-- begin --

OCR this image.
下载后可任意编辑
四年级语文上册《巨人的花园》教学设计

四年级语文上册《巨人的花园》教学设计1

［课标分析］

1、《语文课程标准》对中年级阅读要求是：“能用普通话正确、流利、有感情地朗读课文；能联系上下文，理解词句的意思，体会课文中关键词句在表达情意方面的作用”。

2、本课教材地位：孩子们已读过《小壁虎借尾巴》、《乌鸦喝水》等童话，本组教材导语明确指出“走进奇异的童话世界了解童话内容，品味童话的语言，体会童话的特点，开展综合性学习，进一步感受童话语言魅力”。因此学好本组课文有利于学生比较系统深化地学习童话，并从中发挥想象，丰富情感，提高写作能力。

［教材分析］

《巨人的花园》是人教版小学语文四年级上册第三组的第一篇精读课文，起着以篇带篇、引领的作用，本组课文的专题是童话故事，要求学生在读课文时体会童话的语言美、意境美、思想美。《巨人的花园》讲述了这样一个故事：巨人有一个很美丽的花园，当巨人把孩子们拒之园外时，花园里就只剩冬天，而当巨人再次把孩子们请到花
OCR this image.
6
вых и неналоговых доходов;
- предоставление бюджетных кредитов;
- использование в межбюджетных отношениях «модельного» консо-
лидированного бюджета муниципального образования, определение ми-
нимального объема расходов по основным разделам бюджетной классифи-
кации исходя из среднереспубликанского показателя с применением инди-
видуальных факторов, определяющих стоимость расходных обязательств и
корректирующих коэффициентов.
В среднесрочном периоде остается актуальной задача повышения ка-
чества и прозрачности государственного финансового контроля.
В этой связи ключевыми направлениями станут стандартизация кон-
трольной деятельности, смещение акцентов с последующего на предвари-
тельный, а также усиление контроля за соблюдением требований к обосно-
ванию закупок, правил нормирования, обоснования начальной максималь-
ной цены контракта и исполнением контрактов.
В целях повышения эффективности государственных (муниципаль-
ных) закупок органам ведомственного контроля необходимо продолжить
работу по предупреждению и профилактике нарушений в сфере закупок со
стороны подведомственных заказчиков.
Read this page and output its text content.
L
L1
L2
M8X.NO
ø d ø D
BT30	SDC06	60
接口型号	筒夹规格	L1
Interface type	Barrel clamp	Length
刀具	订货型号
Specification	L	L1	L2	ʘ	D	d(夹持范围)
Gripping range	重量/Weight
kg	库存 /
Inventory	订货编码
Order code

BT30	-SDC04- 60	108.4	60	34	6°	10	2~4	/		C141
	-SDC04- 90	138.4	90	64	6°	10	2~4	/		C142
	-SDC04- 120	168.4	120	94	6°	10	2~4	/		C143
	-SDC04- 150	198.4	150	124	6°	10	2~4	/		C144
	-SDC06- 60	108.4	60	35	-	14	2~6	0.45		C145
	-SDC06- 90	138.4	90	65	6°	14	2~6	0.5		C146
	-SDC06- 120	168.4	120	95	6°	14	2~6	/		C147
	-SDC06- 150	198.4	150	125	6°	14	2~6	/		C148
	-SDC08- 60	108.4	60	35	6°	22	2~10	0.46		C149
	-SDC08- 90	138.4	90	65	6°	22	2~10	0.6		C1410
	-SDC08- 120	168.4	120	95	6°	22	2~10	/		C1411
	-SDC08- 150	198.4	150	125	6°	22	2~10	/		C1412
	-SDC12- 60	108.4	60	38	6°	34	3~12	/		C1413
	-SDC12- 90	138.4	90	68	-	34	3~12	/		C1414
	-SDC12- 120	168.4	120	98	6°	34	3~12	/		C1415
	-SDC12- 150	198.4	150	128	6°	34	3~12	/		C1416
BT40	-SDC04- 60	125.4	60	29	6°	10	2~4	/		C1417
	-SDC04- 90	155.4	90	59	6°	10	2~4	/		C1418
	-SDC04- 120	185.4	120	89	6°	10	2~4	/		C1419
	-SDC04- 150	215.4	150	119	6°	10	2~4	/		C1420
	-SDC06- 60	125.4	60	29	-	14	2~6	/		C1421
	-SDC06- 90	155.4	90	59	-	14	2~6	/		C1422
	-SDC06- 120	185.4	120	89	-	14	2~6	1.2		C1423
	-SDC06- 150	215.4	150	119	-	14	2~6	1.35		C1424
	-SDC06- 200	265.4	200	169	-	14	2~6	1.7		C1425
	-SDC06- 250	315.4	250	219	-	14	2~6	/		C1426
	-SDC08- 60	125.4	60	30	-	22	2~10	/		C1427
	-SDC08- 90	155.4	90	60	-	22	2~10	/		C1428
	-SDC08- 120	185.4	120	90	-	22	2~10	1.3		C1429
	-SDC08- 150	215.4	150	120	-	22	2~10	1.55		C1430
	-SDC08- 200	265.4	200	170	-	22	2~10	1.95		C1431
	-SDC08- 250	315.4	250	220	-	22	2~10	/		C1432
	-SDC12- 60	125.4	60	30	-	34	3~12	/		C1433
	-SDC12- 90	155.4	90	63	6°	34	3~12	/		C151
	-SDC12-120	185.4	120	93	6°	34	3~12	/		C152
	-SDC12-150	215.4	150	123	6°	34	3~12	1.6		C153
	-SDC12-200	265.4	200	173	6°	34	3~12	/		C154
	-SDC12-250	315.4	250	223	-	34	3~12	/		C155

-- end --

• **Task requirements**: Locate each line with the word "повышения" and copy it.

• **Problem solution**:
В среднесрочном периоде остается актуальной задача повышения ка-
В целях повышения эффективности государственных (муниципаль-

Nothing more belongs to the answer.